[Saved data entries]
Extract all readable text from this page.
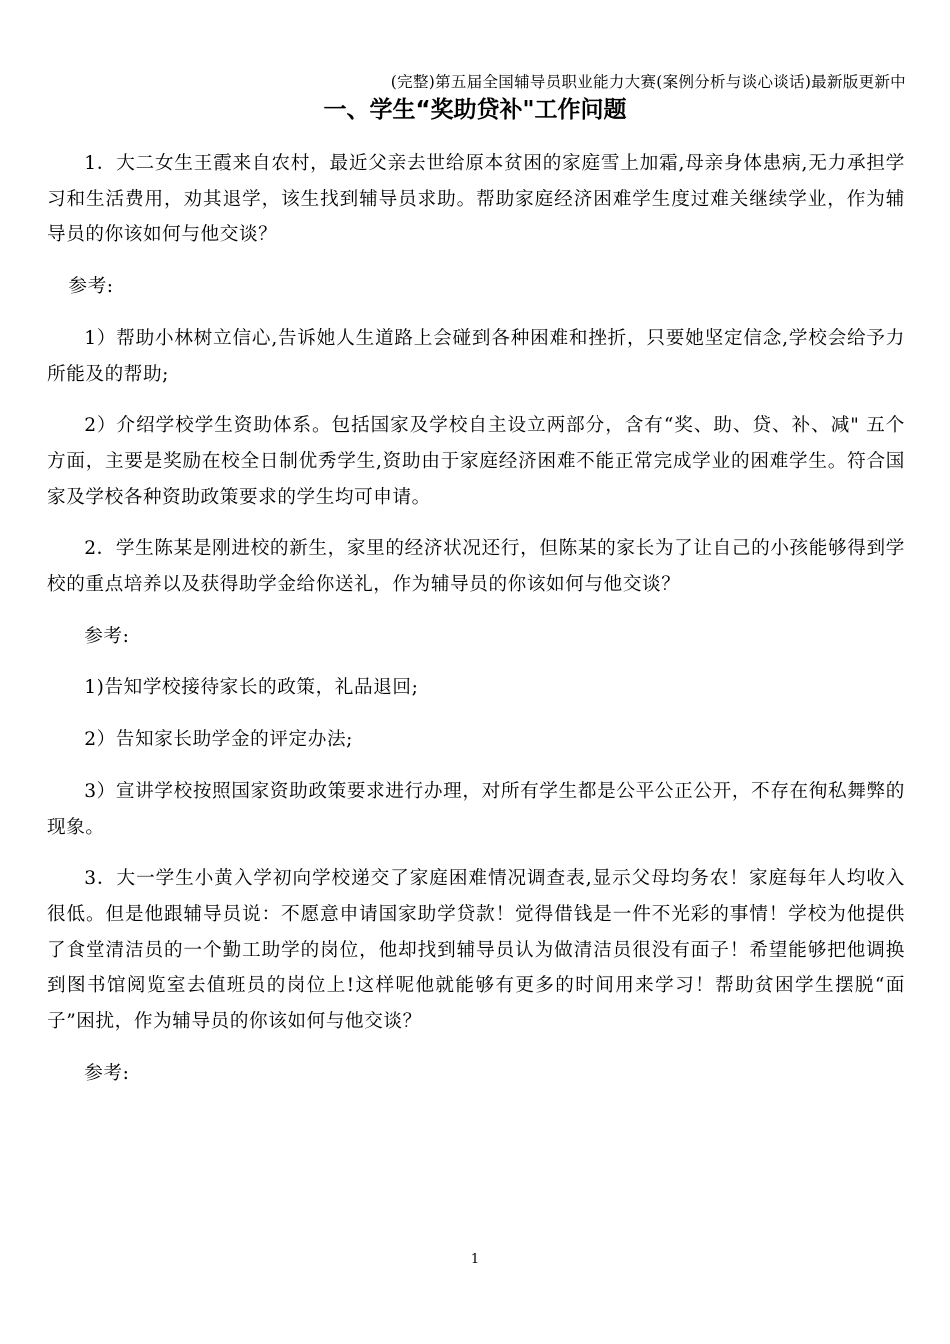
(完整)第五届全国辅导员职业能力大赛(案例分析与谈心谈话)最新版更新中
一、学生“奖助贷补"工作问题
1．大二女生王霞来自农村，最近父亲去世给原本贫困的家庭雪上加霜,母亲身体患病,无力承担学习和生活费用，劝其退学，该生找到辅导员求助。帮助家庭经济困难学生度过难关继续学业，作为辅导员的你该如何与他交谈？
参考:
1）帮助小林树立信心,告诉她人生道路上会碰到各种困难和挫折，只要她坚定信念,学校会给予力所能及的帮助;
2）介绍学校学生资助体系。包括国家及学校自主设立两部分，含有“奖、助、贷、补、减" 五个方面，主要是奖励在校全日制优秀学生,资助由于家庭经济困难不能正常完成学业的困难学生。符合国家及学校各种资助政策要求的学生均可申请。
2．学生陈某是刚进校的新生，家里的经济状况还行，但陈某的家长为了让自己的小孩能够得到学校的重点培养以及获得助学金给你送礼，作为辅导员的你该如何与他交谈？
参考:
1)告知学校接待家长的政策，礼品退回;
2）告知家长助学金的评定办法;
3）宣讲学校按照国家资助政策要求进行办理，对所有学生都是公平公正公开，不存在徇私舞弊的现象。
3．大一学生小黄入学初向学校递交了家庭困难情况调查表,显示父母均务农！家庭每年人均收入很低。但是他跟辅导员说：不愿意申请国家助学贷款！觉得借钱是一件不光彩的事情！学校为他提供了食堂清洁员的一个勤工助学的岗位，他却找到辅导员认为做清洁员很没有面子！希望能够把他调换到图书馆阅览室去值班员的岗位上!这样呢他就能够有更多的时间用来学习！帮助贫困学生摆脱“面子”困扰，作为辅导员的你该如何与他交谈？
参考:
1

- [STATED GOAL] Where a line in the material above holds "作为辅导员的你该如何与他交谈", copy that line.

- [FULL RESPONSE]
1．大二女生王霞来自农村，最近父亲去世给原本贫困的家庭雪上加霜,母亲身体患病,无力承担学习和生活费用，劝其退学，该生找到辅导员求助。帮助家庭经济困难学生度过难关继续学业，作为辅导员的你该如何与他交谈？
2．学生陈某是刚进校的新生，家里的经济状况还行，但陈某的家长为了让自己的小孩能够得到学校的重点培养以及获得助学金给你送礼，作为辅导员的你该如何与他交谈？
3．大一学生小黄入学初向学校递交了家庭困难情况调查表,显示父母均务农！家庭每年人均收入很低。但是他跟辅导员说：不愿意申请国家助学贷款！觉得借钱是一件不光彩的事情！学校为他提供了食堂清洁员的一个勤工助学的岗位，他却找到辅导员认为做清洁员很没有面子！希望能够把他调换到图书馆阅览室去值班员的岗位上!这样呢他就能够有更多的时间用来学习！帮助贫困学生摆脱“面子”困扰，作为辅导员的你该如何与他交谈？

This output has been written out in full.